(Extracted data entries)
_ _ _ _
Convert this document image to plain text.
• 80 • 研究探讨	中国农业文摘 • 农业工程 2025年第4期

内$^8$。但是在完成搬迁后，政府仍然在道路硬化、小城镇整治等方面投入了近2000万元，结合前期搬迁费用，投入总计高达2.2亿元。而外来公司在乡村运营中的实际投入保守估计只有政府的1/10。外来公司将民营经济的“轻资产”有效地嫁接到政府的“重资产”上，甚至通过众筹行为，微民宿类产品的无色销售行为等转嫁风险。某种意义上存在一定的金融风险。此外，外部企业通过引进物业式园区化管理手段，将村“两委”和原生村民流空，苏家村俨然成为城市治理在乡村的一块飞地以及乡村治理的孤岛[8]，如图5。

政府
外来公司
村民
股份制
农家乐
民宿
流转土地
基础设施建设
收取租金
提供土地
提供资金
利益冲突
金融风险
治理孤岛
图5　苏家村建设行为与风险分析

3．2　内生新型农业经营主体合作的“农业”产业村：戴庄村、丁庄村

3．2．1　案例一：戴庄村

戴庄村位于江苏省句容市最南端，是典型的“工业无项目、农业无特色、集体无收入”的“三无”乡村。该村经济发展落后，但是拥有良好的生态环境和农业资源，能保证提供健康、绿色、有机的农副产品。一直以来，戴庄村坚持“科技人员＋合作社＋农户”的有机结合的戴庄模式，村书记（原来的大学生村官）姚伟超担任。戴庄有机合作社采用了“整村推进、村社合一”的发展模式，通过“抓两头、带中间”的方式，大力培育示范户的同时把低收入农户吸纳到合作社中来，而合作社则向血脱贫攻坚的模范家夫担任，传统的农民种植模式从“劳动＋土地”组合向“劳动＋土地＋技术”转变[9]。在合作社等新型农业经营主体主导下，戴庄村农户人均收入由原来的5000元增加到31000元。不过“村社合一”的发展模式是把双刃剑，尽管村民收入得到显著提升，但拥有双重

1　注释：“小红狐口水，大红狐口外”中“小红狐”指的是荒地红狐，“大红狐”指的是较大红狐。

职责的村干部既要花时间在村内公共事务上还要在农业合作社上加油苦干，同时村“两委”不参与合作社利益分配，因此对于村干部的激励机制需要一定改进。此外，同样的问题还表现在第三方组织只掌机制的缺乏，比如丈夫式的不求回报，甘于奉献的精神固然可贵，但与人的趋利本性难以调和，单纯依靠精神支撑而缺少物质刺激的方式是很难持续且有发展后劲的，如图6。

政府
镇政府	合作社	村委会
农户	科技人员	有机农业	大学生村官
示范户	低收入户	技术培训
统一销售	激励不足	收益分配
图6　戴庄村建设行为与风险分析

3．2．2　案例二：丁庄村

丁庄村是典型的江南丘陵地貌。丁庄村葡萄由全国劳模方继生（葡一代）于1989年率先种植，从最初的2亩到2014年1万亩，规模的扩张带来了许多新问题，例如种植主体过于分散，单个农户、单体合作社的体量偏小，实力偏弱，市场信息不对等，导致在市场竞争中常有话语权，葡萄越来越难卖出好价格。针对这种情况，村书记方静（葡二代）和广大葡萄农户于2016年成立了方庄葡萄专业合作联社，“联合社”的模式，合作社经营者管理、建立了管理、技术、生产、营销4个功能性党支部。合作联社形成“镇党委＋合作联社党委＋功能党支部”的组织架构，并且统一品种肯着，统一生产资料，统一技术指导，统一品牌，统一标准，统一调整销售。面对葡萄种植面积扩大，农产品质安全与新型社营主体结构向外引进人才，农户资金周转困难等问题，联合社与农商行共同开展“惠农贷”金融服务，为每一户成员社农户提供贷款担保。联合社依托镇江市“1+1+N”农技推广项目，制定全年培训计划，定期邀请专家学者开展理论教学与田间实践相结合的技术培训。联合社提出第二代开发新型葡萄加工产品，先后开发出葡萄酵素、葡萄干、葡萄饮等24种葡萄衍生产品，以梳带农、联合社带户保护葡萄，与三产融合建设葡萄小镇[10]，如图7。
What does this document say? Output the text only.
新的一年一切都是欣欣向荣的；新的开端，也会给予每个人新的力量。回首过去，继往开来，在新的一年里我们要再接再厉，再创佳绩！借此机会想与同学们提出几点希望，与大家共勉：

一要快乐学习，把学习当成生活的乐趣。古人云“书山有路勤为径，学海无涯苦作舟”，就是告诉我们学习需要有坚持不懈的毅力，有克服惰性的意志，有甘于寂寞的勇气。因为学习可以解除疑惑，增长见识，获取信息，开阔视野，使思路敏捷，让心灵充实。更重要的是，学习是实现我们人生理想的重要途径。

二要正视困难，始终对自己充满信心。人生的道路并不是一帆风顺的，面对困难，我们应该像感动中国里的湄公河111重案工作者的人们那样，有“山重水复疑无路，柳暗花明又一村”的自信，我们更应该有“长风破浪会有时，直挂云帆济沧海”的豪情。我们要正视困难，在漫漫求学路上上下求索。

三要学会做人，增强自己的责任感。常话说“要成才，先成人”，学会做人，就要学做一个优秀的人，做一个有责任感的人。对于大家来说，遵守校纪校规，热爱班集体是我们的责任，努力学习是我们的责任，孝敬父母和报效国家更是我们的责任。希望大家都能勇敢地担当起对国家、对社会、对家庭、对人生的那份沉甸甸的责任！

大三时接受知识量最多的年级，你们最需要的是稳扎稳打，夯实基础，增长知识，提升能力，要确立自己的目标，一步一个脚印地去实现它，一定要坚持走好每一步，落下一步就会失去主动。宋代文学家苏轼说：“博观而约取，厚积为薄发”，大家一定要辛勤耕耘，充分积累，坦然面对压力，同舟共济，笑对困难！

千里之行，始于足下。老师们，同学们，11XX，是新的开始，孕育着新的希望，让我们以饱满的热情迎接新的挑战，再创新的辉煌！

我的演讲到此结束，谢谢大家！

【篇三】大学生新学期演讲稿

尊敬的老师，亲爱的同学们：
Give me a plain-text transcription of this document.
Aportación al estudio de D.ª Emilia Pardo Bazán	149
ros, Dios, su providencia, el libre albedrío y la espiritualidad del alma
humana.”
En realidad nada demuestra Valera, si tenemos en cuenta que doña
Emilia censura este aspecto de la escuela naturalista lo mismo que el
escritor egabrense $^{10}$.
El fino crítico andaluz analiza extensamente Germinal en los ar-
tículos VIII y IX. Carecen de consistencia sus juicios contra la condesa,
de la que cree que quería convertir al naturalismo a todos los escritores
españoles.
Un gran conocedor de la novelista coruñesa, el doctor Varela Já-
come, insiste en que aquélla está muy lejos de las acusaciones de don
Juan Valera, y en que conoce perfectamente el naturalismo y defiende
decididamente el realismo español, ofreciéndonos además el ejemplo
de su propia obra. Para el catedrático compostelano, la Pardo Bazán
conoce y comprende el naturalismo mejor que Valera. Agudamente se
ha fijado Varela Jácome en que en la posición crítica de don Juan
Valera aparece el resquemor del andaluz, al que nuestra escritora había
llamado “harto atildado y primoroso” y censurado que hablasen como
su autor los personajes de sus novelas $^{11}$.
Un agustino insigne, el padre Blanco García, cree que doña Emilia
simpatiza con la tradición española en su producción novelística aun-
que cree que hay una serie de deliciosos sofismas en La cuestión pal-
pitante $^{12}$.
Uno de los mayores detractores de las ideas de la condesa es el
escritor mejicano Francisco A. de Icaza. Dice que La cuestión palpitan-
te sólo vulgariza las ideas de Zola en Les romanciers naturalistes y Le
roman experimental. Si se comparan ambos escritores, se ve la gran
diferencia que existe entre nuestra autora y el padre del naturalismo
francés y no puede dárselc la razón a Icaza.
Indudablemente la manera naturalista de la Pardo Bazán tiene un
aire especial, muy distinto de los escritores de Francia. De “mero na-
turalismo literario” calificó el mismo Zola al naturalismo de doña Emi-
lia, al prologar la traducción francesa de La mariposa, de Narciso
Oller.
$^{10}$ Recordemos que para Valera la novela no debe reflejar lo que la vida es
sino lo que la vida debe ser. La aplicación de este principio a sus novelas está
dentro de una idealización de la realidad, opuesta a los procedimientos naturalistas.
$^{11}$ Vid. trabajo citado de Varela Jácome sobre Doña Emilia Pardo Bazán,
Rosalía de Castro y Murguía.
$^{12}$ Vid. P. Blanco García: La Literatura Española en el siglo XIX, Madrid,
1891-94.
_ _ _ _
* Request
From the listing above, copy every line that holds the string "this".

* Answer to the problem
Convert this document image to plain text.
What does this document say? Output the text only.
Give me a plain-text transcription of this document.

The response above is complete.